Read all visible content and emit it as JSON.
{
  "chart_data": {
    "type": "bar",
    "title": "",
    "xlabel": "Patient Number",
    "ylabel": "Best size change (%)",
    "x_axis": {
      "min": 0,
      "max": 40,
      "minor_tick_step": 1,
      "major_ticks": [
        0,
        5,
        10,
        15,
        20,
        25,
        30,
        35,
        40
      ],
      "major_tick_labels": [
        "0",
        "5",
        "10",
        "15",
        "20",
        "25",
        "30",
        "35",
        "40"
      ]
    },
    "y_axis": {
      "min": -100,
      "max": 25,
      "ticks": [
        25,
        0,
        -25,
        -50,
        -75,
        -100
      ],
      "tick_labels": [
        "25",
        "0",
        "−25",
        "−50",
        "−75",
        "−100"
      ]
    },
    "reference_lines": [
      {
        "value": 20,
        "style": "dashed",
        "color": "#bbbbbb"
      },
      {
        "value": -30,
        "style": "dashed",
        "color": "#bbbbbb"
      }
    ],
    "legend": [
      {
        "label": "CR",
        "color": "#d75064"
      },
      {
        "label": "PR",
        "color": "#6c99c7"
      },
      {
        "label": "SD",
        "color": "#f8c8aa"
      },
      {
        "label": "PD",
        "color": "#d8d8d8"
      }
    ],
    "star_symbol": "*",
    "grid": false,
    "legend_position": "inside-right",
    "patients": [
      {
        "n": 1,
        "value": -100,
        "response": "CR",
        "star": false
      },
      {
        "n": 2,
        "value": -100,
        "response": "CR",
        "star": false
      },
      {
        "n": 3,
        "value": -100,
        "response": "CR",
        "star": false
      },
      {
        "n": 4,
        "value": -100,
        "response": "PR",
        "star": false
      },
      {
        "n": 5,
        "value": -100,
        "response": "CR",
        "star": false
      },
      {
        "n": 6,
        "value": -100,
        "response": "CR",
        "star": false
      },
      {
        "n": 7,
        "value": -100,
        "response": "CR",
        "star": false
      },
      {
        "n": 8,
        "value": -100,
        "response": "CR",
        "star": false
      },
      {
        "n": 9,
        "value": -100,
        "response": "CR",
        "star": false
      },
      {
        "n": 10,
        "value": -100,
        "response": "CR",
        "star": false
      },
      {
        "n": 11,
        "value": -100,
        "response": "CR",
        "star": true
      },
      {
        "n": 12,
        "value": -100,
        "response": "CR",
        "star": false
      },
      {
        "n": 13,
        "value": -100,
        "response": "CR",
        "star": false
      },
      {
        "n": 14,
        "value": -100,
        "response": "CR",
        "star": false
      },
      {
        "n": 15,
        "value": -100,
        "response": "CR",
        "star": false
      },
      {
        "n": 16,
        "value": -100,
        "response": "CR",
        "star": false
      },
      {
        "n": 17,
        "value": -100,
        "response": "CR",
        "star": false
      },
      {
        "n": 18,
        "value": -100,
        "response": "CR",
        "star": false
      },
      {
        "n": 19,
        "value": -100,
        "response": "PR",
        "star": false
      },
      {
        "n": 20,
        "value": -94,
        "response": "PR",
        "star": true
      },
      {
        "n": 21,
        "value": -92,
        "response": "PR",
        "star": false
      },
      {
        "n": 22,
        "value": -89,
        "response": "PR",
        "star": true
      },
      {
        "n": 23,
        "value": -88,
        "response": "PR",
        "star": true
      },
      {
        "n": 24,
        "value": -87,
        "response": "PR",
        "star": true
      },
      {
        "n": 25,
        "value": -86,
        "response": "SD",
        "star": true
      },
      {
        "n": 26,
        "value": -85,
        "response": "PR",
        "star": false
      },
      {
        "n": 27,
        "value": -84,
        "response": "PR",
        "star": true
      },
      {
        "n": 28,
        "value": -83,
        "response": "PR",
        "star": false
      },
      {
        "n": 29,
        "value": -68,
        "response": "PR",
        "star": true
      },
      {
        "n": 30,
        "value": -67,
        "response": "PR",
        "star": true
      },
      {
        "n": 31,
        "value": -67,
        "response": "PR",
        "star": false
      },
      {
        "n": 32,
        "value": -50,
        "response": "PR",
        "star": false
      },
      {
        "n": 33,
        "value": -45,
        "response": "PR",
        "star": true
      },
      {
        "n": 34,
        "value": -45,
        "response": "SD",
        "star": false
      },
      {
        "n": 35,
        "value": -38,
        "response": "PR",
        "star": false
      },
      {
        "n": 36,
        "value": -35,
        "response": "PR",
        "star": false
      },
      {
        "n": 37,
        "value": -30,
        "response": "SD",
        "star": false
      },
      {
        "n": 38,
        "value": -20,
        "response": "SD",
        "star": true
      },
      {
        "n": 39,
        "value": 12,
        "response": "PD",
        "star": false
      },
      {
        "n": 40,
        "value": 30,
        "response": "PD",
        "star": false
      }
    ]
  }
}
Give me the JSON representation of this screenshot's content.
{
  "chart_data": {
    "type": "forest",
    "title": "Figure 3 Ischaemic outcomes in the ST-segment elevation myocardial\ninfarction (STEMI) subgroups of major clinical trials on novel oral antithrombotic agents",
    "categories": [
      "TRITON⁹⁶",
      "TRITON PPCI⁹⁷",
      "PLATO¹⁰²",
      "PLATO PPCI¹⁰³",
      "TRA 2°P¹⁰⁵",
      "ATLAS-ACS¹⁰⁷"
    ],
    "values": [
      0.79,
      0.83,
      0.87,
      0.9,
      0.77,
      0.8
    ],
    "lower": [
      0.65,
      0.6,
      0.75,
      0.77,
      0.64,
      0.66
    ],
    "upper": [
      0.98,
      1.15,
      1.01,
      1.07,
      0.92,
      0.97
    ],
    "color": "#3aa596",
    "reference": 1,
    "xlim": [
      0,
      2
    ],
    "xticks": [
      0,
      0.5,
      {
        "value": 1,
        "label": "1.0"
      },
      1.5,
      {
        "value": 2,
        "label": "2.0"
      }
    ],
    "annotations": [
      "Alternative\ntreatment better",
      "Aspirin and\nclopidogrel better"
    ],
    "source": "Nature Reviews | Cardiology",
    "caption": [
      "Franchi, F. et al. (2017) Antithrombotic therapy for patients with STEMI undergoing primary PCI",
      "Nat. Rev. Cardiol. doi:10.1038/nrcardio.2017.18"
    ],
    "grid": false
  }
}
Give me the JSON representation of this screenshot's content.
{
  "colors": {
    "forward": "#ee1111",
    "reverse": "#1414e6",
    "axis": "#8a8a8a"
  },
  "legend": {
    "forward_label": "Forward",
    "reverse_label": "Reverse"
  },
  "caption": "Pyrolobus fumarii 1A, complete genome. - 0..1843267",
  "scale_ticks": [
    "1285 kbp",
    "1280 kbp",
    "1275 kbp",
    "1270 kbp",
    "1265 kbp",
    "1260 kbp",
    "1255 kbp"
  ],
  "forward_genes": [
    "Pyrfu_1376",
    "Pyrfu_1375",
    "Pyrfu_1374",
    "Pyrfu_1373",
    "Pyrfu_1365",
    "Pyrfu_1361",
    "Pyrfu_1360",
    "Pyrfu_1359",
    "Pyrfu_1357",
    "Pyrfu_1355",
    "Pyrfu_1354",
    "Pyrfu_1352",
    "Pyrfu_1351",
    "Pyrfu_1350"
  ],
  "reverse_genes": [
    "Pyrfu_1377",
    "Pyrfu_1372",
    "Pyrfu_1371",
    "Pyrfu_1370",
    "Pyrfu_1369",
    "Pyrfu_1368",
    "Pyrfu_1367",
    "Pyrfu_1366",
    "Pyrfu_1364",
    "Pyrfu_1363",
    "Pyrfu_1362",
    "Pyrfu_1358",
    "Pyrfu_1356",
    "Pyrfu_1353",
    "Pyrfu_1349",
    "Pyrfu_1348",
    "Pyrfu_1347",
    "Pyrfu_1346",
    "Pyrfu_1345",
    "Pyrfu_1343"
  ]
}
-.-.-
— Problem to work on —
Give the data again, exactly.

— Answer to this task —
Read all visible content and emit it as JSON.
{
  "chart_data": {
    "type": "bar",
    "title": "",
    "xlabel": "Patient Number",
    "ylabel": "Best size change (%)",
    "x_axis": {
      "min": 0,
      "max": 40,
      "minor_tick_step": 1,
      "major_ticks": [
        0,
        5,
        10,
        15,
        20,
        25,
        30,
        35,
        40
      ],
      "major_tick_labels": [
        "0",
        "5",
        "10",
        "15",
        "20",
        "25",
        "30",
        "35",
        "40"
      ]
    },
    "y_axis": {
      "min": -100,
      "max": 25,
      "ticks": [
        25,
        0,
        -25,
        -50,
        -75,
        -100
      ],
      "tick_labels": [
        "25",
        "0",
        "−25",
        "−50",
        "−75",
        "−100"
      ]
    },
    "reference_lines": [
      {
        "value": 20,
        "style": "dashed",
        "color": "#bbbbbb"
      },
      {
        "value": -30,
        "style": "dashed",
        "color": "#bbbbbb"
      }
    ],
    "legend": [
      {
        "label": "CR",
        "color": "#d75064"
      },
      {
        "label": "PR",
        "color": "#6c99c7"
      },
      {
        "label": "SD",
        "color": "#f8c8aa"
      },
      {
        "label": "PD",
        "color": "#d8d8d8"
      }
    ],
    "star_symbol": "*",
    "grid": false,
    "legend_position": "inside-right",
    "patients": [
      {
        "n": 1,
        "value": -100,
        "response": "CR",
        "star": false
      },
      {
        "n": 2,
        "value": -100,
        "response": "CR",
        "star": false
      },
      {
        "n": 3,
        "value": -100,
        "response": "CR",
        "star": false
      },
      {
        "n": 4,
        "value": -100,
        "response": "PR",
        "star": false
      },
      {
        "n": 5,
        "value": -100,
        "response": "CR",
        "star": false
      },
      {
        "n": 6,
        "value": -100,
        "response": "CR",
        "star": false
      },
      {
        "n": 7,
        "value": -100,
        "response": "CR",
        "star": false
      },
      {
        "n": 8,
        "value": -100,
        "response": "CR",
        "star": false
      },
      {
        "n": 9,
        "value": -100,
        "response": "CR",
        "star": false
      },
      {
        "n": 10,
        "value": -100,
        "response": "CR",
        "star": false
      },
      {
        "n": 11,
        "value": -100,
        "response": "CR",
        "star": true
      },
      {
        "n": 12,
        "value": -100,
        "response": "CR",
        "star": false
      },
      {
        "n": 13,
        "value": -100,
        "response": "CR",
        "star": false
      },
      {
        "n": 14,
        "value": -100,
        "response": "CR",
        "star": false
      },
      {
        "n": 15,
        "value": -100,
        "response": "CR",
        "star": false
      },
      {
        "n": 16,
        "value": -100,
        "response": "CR",
        "star": false
      },
      {
        "n": 17,
        "value": -100,
        "response": "CR",
        "star": false
      },
      {
        "n": 18,
        "value": -100,
        "response": "CR",
        "star": false
      },
      {
        "n": 19,
        "value": -100,
        "response": "PR",
        "star": false
      },
      {
        "n": 20,
        "value": -94,
        "response": "PR",
        "star": true
      },
      {
        "n": 21,
        "value": -92,
        "response": "PR",
        "star": false
      },
      {
        "n": 22,
        "value": -89,
        "response": "PR",
        "star": true
      },
      {
        "n": 23,
        "value": -88,
        "response": "PR",
        "star": true
      },
      {
        "n": 24,
        "value": -87,
        "response": "PR",
        "star": true
      },
      {
        "n": 25,
        "value": -86,
        "response": "SD",
        "star": true
      },
      {
        "n": 26,
        "value": -85,
        "response": "PR",
        "star": false
      },
      {
        "n": 27,
        "value": -84,
        "response": "PR",
        "star": true
      },
      {
        "n": 28,
        "value": -83,
        "response": "PR",
        "star": false
      },
      {
        "n": 29,
        "value": -68,
        "response": "PR",
        "star": true
      },
      {
        "n": 30,
        "value": -67,
        "response": "PR",
        "star": true
      },
      {
        "n": 31,
        "value": -67,
        "response": "PR",
        "star": false
      },
      {
        "n": 32,
        "value": -50,
        "response": "PR",
        "star": false
      },
      {
        "n": 33,
        "value": -45,
        "response": "PR",
        "star": true
      },
      {
        "n": 34,
        "value": -45,
        "response": "SD",
        "star": false
      },
      {
        "n": 35,
        "value": -38,
        "response": "PR",
        "star": false
      },
      {
        "n": 36,
        "value": -35,
        "response": "PR",
        "star": false
      },
      {
        "n": 37,
        "value": -30,
        "response": "SD",
        "star": false
      },
      {
        "n": 38,
        "value": -20,
        "response": "SD",
        "star": true
      },
      {
        "n": 39,
        "value": 12,
        "response": "PD",
        "star": false
      },
      {
        "n": 40,
        "value": 30,
        "response": "PD",
        "star": false
      }
    ]
  }
}
Give me the JSON representation of this screenshot's content.
{
  "chart_data": {
    "type": "forest",
    "title": "Figure 3 Ischaemic outcomes in the ST-segment elevation myocardial\ninfarction (STEMI) subgroups of major clinical trials on novel oral antithrombotic agents",
    "categories": [
      "TRITON⁹⁶",
      "TRITON PPCI⁹⁷",
      "PLATO¹⁰²",
      "PLATO PPCI¹⁰³",
      "TRA 2°P¹⁰⁵",
      "ATLAS-ACS¹⁰⁷"
    ],
    "values": [
      0.79,
      0.83,
      0.87,
      0.9,
      0.77,
      0.8
    ],
    "lower": [
      0.65,
      0.6,
      0.75,
      0.77,
      0.64,
      0.66
    ],
    "upper": [
      0.98,
      1.15,
      1.01,
      1.07,
      0.92,
      0.97
    ],
    "color": "#3aa596",
    "reference": 1,
    "xlim": [
      0,
      2
    ],
    "xticks": [
      0,
      0.5,
      {
        "value": 1,
        "label": "1.0"
      },
      1.5,
      {
        "value": 2,
        "label": "2.0"
      }
    ],
    "annotations": [
      "Alternative\ntreatment better",
      "Aspirin and\nclopidogrel better"
    ],
    "source": "Nature Reviews | Cardiology",
    "caption": [
      "Franchi, F. et al. (2017) Antithrombotic therapy for patients with STEMI undergoing primary PCI",
      "Nat. Rev. Cardiol. doi:10.1038/nrcardio.2017.18"
    ],
    "grid": false
  }
}
Give me the JSON representation of this screenshot's content.
{
  "colors": {
    "forward": "#ee1111",
    "reverse": "#1414e6",
    "axis": "#8a8a8a"
  },
  "legend": {
    "forward_label": "Forward",
    "reverse_label": "Reverse"
  },
  "caption": "Pyrolobus fumarii 1A, complete genome. - 0..1843267",
  "scale_ticks": [
    "1285 kbp",
    "1280 kbp",
    "1275 kbp",
    "1270 kbp",
    "1265 kbp",
    "1260 kbp",
    "1255 kbp"
  ],
  "forward_genes": [
    "Pyrfu_1376",
    "Pyrfu_1375",
    "Pyrfu_1374",
    "Pyrfu_1373",
    "Pyrfu_1365",
    "Pyrfu_1361",
    "Pyrfu_1360",
    "Pyrfu_1359",
    "Pyrfu_1357",
    "Pyrfu_1355",
    "Pyrfu_1354",
    "Pyrfu_1352",
    "Pyrfu_1351",
    "Pyrfu_1350"
  ],
  "reverse_genes": [
    "Pyrfu_1377",
    "Pyrfu_1372",
    "Pyrfu_1371",
    "Pyrfu_1370",
    "Pyrfu_1369",
    "Pyrfu_1368",
    "Pyrfu_1367",
    "Pyrfu_1366",
    "Pyrfu_1364",
    "Pyrfu_1363",
    "Pyrfu_1362",
    "Pyrfu_1358",
    "Pyrfu_1356",
    "Pyrfu_1353",
    "Pyrfu_1349",
    "Pyrfu_1348",
    "Pyrfu_1347",
    "Pyrfu_1346",
    "Pyrfu_1345",
    "Pyrfu_1343"
  ]
}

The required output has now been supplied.